== Requirements ==
Repeat the material below exactly, with no pictures.

== The data ==
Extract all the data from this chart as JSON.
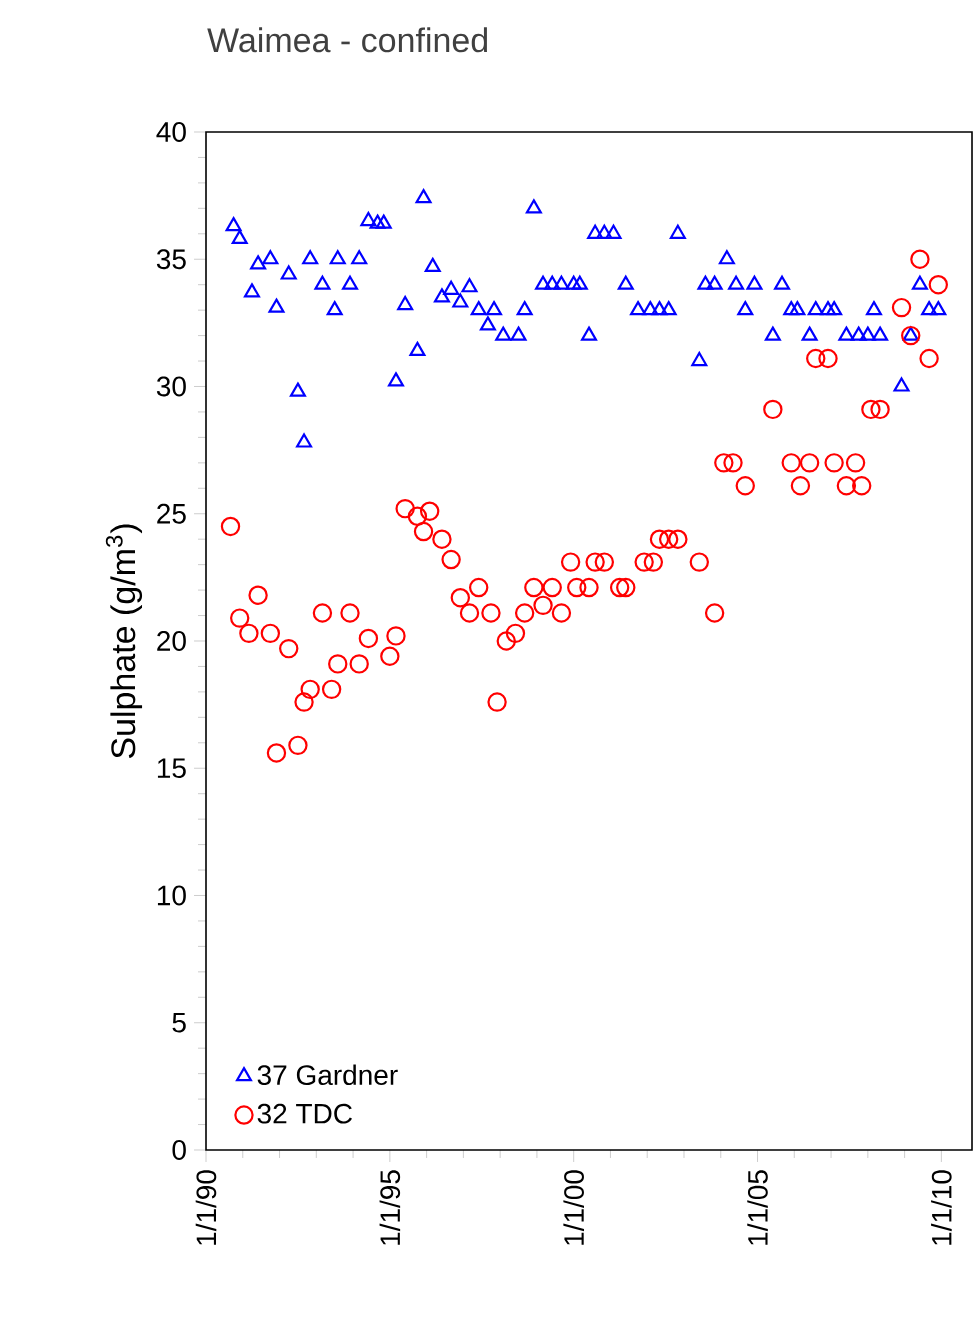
{
  "chart_data": {
    "type": "scatter",
    "title": "Waimea - confined",
    "ylabel": "Sulphate (g/m$^{3}$)",
    "xlim": [
      "1990-01-01",
      "2010-11-01"
    ],
    "ylim": [
      0,
      40
    ],
    "xticks": [
      {
        "value": "1990-01-01",
        "label": "1/1/90"
      },
      {
        "value": "1995-01-01",
        "label": "1/1/95"
      },
      {
        "value": "2000-01-01",
        "label": "1/1/00"
      },
      {
        "value": "2005-01-01",
        "label": "1/1/05"
      },
      {
        "value": "2010-01-01",
        "label": "1/1/10"
      }
    ],
    "yticks": [
      0,
      5,
      10,
      15,
      20,
      25,
      30,
      35,
      40
    ],
    "legend": "bottom left",
    "series": [
      {
        "name": "37 Gardner",
        "color": "#0000ff",
        "marker": "triangle",
        "x": [
          "1990-10",
          "1990-12",
          "1991-04",
          "1991-06",
          "1991-10",
          "1991-12",
          "1992-04",
          "1992-07",
          "1992-09",
          "1992-11",
          "1993-03",
          "1993-07",
          "1993-08",
          "1993-12",
          "1994-03",
          "1994-06",
          "1994-09",
          "1994-11",
          "1995-03",
          "1995-06",
          "1995-10",
          "1995-12",
          "1996-03",
          "1996-06",
          "1996-09",
          "1996-12",
          "1997-03",
          "1997-06",
          "1997-09",
          "1997-11",
          "1998-02",
          "1998-07",
          "1998-09",
          "1998-12",
          "1999-03",
          "1999-06",
          "1999-09",
          "2000-01",
          "2000-03",
          "2000-06",
          "2000-08",
          "2000-11",
          "2001-02",
          "2001-06",
          "2001-10",
          "2002-02",
          "2002-05",
          "2002-08",
          "2002-11",
          "2003-06",
          "2003-08",
          "2003-11",
          "2004-03",
          "2004-06",
          "2004-09",
          "2004-12",
          "2005-06",
          "2005-09",
          "2005-12",
          "2006-02",
          "2006-06",
          "2006-08",
          "2006-12",
          "2007-02",
          "2007-06",
          "2007-10",
          "2008-01",
          "2008-03",
          "2008-05",
          "2008-12",
          "2009-03",
          "2009-06",
          "2009-09",
          "2009-12"
        ],
        "values": [
          36.3,
          35.8,
          33.7,
          34.8,
          35.0,
          33.1,
          34.4,
          29.8,
          27.8,
          35.0,
          34.0,
          33.0,
          35.0,
          34.0,
          35.0,
          36.5,
          36.4,
          36.4,
          30.2,
          33.2,
          31.4,
          37.4,
          34.7,
          33.5,
          33.8,
          33.3,
          33.9,
          33.0,
          32.4,
          33.0,
          32.0,
          32.0,
          33.0,
          37.0,
          34.0,
          34.0,
          34.0,
          34.0,
          34.0,
          32.0,
          36.0,
          36.0,
          36.0,
          34.0,
          33.0,
          33.0,
          33.0,
          33.0,
          36.0,
          31.0,
          34.0,
          34.0,
          35.0,
          34.0,
          33.0,
          34.0,
          32.0,
          34.0,
          33.0,
          33.0,
          32.0,
          33.0,
          33.0,
          33.0,
          32.0,
          32.0,
          32.0,
          33.0,
          32.0,
          30.0,
          32.0,
          34.0,
          33.0,
          33.0
        ]
      },
      {
        "name": "32 TDC",
        "color": "#ff0000",
        "marker": "circle",
        "x": [
          "1990-09",
          "1990-12",
          "1991-03",
          "1991-06",
          "1991-10",
          "1991-12",
          "1992-04",
          "1992-07",
          "1992-09",
          "1992-11",
          "1993-03",
          "1993-06",
          "1993-08",
          "1993-12",
          "1994-03",
          "1994-06",
          "1995-01",
          "1995-03",
          "1995-06",
          "1995-10",
          "1995-12",
          "1996-02",
          "1996-06",
          "1996-09",
          "1996-12",
          "1997-03",
          "1997-06",
          "1997-10",
          "1997-12",
          "1998-03",
          "1998-06",
          "1998-09",
          "1998-12",
          "1999-03",
          "1999-06",
          "1999-09",
          "1999-12",
          "2000-02",
          "2000-06",
          "2000-08",
          "2000-11",
          "2001-04",
          "2001-06",
          "2001-12",
          "2002-03",
          "2002-05",
          "2002-08",
          "2002-11",
          "2003-06",
          "2003-11",
          "2004-02",
          "2004-05",
          "2004-09",
          "2005-06",
          "2005-12",
          "2006-03",
          "2006-06",
          "2006-08",
          "2006-12",
          "2007-02",
          "2007-06",
          "2007-09",
          "2007-11",
          "2008-02",
          "2008-05",
          "2008-12",
          "2009-03",
          "2009-06",
          "2009-09",
          "2009-12"
        ],
        "values": [
          24.5,
          20.9,
          20.3,
          21.8,
          20.3,
          15.6,
          19.7,
          15.9,
          17.6,
          18.1,
          21.1,
          18.1,
          19.1,
          21.1,
          19.1,
          20.1,
          19.4,
          20.2,
          25.2,
          24.9,
          24.3,
          25.1,
          24.0,
          23.2,
          21.7,
          21.1,
          22.1,
          21.1,
          17.6,
          20.0,
          20.3,
          21.1,
          22.1,
          21.4,
          22.1,
          21.1,
          23.1,
          22.1,
          22.1,
          23.1,
          23.1,
          22.1,
          22.1,
          23.1,
          23.1,
          24.0,
          24.0,
          24.0,
          23.1,
          21.1,
          27.0,
          27.0,
          26.1,
          29.1,
          27.0,
          26.1,
          27.0,
          31.1,
          31.1,
          27.0,
          26.1,
          27.0,
          26.1,
          29.1,
          29.1,
          33.1,
          32.0,
          35.0,
          31.1,
          34.0
        ]
      }
    ]
  }
}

== Reply to the exercise ==
Extract all the data from this chart as JSON.
{
  "chart_data": {
    "type": "scatter",
    "title": "Waimea - confined",
    "ylabel": "Sulphate (g/m$^{3}$)",
    "xlim": [
      "1990-01-01",
      "2010-11-01"
    ],
    "ylim": [
      0,
      40
    ],
    "xticks": [
      {
        "value": "1990-01-01",
        "label": "1/1/90"
      },
      {
        "value": "1995-01-01",
        "label": "1/1/95"
      },
      {
        "value": "2000-01-01",
        "label": "1/1/00"
      },
      {
        "value": "2005-01-01",
        "label": "1/1/05"
      },
      {
        "value": "2010-01-01",
        "label": "1/1/10"
      }
    ],
    "yticks": [
      0,
      5,
      10,
      15,
      20,
      25,
      30,
      35,
      40
    ],
    "legend": "bottom left",
    "series": [
      {
        "name": "37 Gardner",
        "color": "#0000ff",
        "marker": "triangle",
        "x": [
          "1990-10",
          "1990-12",
          "1991-04",
          "1991-06",
          "1991-10",
          "1991-12",
          "1992-04",
          "1992-07",
          "1992-09",
          "1992-11",
          "1993-03",
          "1993-07",
          "1993-08",
          "1993-12",
          "1994-03",
          "1994-06",
          "1994-09",
          "1994-11",
          "1995-03",
          "1995-06",
          "1995-10",
          "1995-12",
          "1996-03",
          "1996-06",
          "1996-09",
          "1996-12",
          "1997-03",
          "1997-06",
          "1997-09",
          "1997-11",
          "1998-02",
          "1998-07",
          "1998-09",
          "1998-12",
          "1999-03",
          "1999-06",
          "1999-09",
          "2000-01",
          "2000-03",
          "2000-06",
          "2000-08",
          "2000-11",
          "2001-02",
          "2001-06",
          "2001-10",
          "2002-02",
          "2002-05",
          "2002-08",
          "2002-11",
          "2003-06",
          "2003-08",
          "2003-11",
          "2004-03",
          "2004-06",
          "2004-09",
          "2004-12",
          "2005-06",
          "2005-09",
          "2005-12",
          "2006-02",
          "2006-06",
          "2006-08",
          "2006-12",
          "2007-02",
          "2007-06",
          "2007-10",
          "2008-01",
          "2008-03",
          "2008-05",
          "2008-12",
          "2009-03",
          "2009-06",
          "2009-09",
          "2009-12"
        ],
        "values": [
          36.3,
          35.8,
          33.7,
          34.8,
          35.0,
          33.1,
          34.4,
          29.8,
          27.8,
          35.0,
          34.0,
          33.0,
          35.0,
          34.0,
          35.0,
          36.5,
          36.4,
          36.4,
          30.2,
          33.2,
          31.4,
          37.4,
          34.7,
          33.5,
          33.8,
          33.3,
          33.9,
          33.0,
          32.4,
          33.0,
          32.0,
          32.0,
          33.0,
          37.0,
          34.0,
          34.0,
          34.0,
          34.0,
          34.0,
          32.0,
          36.0,
          36.0,
          36.0,
          34.0,
          33.0,
          33.0,
          33.0,
          33.0,
          36.0,
          31.0,
          34.0,
          34.0,
          35.0,
          34.0,
          33.0,
          34.0,
          32.0,
          34.0,
          33.0,
          33.0,
          32.0,
          33.0,
          33.0,
          33.0,
          32.0,
          32.0,
          32.0,
          33.0,
          32.0,
          30.0,
          32.0,
          34.0,
          33.0,
          33.0
        ]
      },
      {
        "name": "32 TDC",
        "color": "#ff0000",
        "marker": "circle",
        "x": [
          "1990-09",
          "1990-12",
          "1991-03",
          "1991-06",
          "1991-10",
          "1991-12",
          "1992-04",
          "1992-07",
          "1992-09",
          "1992-11",
          "1993-03",
          "1993-06",
          "1993-08",
          "1993-12",
          "1994-03",
          "1994-06",
          "1995-01",
          "1995-03",
          "1995-06",
          "1995-10",
          "1995-12",
          "1996-02",
          "1996-06",
          "1996-09",
          "1996-12",
          "1997-03",
          "1997-06",
          "1997-10",
          "1997-12",
          "1998-03",
          "1998-06",
          "1998-09",
          "1998-12",
          "1999-03",
          "1999-06",
          "1999-09",
          "1999-12",
          "2000-02",
          "2000-06",
          "2000-08",
          "2000-11",
          "2001-04",
          "2001-06",
          "2001-12",
          "2002-03",
          "2002-05",
          "2002-08",
          "2002-11",
          "2003-06",
          "2003-11",
          "2004-02",
          "2004-05",
          "2004-09",
          "2005-06",
          "2005-12",
          "2006-03",
          "2006-06",
          "2006-08",
          "2006-12",
          "2007-02",
          "2007-06",
          "2007-09",
          "2007-11",
          "2008-02",
          "2008-05",
          "2008-12",
          "2009-03",
          "2009-06",
          "2009-09",
          "2009-12"
        ],
        "values": [
          24.5,
          20.9,
          20.3,
          21.8,
          20.3,
          15.6,
          19.7,
          15.9,
          17.6,
          18.1,
          21.1,
          18.1,
          19.1,
          21.1,
          19.1,
          20.1,
          19.4,
          20.2,
          25.2,
          24.9,
          24.3,
          25.1,
          24.0,
          23.2,
          21.7,
          21.1,
          22.1,
          21.1,
          17.6,
          20.0,
          20.3,
          21.1,
          22.1,
          21.4,
          22.1,
          21.1,
          23.1,
          22.1,
          22.1,
          23.1,
          23.1,
          22.1,
          22.1,
          23.1,
          23.1,
          24.0,
          24.0,
          24.0,
          23.1,
          21.1,
          27.0,
          27.0,
          26.1,
          29.1,
          27.0,
          26.1,
          27.0,
          31.1,
          31.1,
          27.0,
          26.1,
          27.0,
          26.1,
          29.1,
          29.1,
          33.1,
          32.0,
          35.0,
          31.1,
          34.0
        ]
      }
    ]
  }
}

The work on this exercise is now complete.